[Source data]
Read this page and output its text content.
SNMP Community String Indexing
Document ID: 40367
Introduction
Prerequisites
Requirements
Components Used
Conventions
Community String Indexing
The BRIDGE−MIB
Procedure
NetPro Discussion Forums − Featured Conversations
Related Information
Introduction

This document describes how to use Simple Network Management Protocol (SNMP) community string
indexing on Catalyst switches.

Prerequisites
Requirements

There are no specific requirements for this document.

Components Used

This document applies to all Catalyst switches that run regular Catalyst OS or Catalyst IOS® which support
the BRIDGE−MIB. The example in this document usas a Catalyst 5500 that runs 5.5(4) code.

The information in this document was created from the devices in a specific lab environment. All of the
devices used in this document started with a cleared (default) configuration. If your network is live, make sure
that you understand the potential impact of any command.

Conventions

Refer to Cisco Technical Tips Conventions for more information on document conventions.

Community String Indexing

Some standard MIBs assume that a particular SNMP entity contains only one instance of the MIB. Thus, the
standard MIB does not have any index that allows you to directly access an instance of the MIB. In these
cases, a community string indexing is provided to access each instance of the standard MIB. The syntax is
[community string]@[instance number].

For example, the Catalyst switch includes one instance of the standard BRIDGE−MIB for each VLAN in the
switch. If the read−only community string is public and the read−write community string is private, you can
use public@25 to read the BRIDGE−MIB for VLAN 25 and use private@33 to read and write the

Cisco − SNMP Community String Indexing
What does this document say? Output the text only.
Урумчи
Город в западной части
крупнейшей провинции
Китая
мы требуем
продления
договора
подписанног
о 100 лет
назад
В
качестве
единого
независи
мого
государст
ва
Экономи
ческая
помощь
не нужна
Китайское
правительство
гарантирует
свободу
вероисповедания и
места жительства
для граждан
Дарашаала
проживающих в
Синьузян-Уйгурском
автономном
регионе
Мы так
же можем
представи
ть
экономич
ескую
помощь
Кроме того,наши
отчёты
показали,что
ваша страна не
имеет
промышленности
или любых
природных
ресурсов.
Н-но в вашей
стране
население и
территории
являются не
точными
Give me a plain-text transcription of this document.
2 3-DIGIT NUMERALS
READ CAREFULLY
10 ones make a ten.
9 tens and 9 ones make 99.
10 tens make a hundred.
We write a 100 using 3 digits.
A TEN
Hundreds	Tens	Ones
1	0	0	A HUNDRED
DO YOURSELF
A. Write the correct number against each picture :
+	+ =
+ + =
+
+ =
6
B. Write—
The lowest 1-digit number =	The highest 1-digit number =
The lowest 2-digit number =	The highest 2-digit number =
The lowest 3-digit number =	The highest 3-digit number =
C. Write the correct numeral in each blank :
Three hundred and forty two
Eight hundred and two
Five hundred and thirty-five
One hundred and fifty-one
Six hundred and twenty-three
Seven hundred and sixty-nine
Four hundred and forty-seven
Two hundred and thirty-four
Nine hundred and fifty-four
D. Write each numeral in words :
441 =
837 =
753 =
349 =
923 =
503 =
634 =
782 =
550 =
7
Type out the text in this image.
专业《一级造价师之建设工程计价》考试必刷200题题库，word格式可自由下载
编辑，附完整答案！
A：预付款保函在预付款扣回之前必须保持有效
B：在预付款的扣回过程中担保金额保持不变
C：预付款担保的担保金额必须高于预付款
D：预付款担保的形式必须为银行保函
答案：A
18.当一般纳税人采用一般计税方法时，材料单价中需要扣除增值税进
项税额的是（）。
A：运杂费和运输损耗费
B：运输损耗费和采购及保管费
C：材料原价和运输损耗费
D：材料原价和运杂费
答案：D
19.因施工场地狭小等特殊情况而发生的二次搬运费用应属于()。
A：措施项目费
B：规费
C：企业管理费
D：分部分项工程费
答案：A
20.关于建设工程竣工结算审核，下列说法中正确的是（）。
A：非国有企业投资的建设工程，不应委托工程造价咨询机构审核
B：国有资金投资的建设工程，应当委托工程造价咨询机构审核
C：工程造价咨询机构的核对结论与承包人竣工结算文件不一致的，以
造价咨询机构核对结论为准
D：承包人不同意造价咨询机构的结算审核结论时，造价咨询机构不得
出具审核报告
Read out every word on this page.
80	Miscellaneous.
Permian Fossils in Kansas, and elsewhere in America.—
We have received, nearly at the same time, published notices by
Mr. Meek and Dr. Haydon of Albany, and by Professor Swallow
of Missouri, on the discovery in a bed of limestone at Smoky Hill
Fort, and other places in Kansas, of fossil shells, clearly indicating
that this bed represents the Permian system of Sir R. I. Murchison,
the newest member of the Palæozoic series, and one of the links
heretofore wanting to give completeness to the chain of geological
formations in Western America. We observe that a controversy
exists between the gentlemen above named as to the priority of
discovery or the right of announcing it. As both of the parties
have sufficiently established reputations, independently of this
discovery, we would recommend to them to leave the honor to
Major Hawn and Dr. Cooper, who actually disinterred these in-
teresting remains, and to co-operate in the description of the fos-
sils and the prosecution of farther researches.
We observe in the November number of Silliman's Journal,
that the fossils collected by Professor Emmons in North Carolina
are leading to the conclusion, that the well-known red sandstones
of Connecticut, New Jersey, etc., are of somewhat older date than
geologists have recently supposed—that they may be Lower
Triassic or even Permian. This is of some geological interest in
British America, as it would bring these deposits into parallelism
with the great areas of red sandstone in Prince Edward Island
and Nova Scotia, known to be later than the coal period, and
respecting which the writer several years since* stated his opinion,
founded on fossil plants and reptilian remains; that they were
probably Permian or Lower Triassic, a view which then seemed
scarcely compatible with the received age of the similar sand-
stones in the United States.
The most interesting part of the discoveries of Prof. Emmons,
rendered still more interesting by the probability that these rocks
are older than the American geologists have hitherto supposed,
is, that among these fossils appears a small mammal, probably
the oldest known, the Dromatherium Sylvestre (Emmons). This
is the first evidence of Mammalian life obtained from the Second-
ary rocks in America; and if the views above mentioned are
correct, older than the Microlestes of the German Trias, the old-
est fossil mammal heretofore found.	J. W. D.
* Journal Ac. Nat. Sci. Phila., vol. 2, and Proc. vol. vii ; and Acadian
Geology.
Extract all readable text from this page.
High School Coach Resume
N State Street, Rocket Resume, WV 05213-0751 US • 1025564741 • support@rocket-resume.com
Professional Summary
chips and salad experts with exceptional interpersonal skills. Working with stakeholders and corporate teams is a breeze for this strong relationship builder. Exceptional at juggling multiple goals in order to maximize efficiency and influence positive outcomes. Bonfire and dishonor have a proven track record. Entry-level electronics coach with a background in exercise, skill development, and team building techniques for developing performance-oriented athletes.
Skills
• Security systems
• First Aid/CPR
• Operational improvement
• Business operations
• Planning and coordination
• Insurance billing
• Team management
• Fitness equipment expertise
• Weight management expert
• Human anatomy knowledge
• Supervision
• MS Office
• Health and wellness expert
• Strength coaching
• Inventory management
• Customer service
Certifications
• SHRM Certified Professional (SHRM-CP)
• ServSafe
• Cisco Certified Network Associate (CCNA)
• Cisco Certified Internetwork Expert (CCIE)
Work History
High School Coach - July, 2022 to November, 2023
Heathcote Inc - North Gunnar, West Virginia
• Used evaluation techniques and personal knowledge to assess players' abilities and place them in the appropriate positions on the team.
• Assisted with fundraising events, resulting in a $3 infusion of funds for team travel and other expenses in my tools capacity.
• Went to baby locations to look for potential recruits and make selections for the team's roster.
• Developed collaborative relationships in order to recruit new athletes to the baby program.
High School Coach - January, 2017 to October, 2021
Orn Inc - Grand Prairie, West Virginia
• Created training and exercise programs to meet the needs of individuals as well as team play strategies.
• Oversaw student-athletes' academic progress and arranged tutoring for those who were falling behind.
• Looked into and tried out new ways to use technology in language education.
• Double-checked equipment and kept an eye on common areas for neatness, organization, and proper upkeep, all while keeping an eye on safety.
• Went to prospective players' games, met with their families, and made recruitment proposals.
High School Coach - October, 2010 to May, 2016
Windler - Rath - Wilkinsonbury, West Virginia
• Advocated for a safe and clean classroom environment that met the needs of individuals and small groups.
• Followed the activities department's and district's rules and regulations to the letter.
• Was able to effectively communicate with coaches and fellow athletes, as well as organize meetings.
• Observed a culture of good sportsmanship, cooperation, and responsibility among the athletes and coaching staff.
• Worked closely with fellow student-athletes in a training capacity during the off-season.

Required task: Of the lines in this listing, how many contain "order"? Reply with the number and nothing more.

Result of the task: 2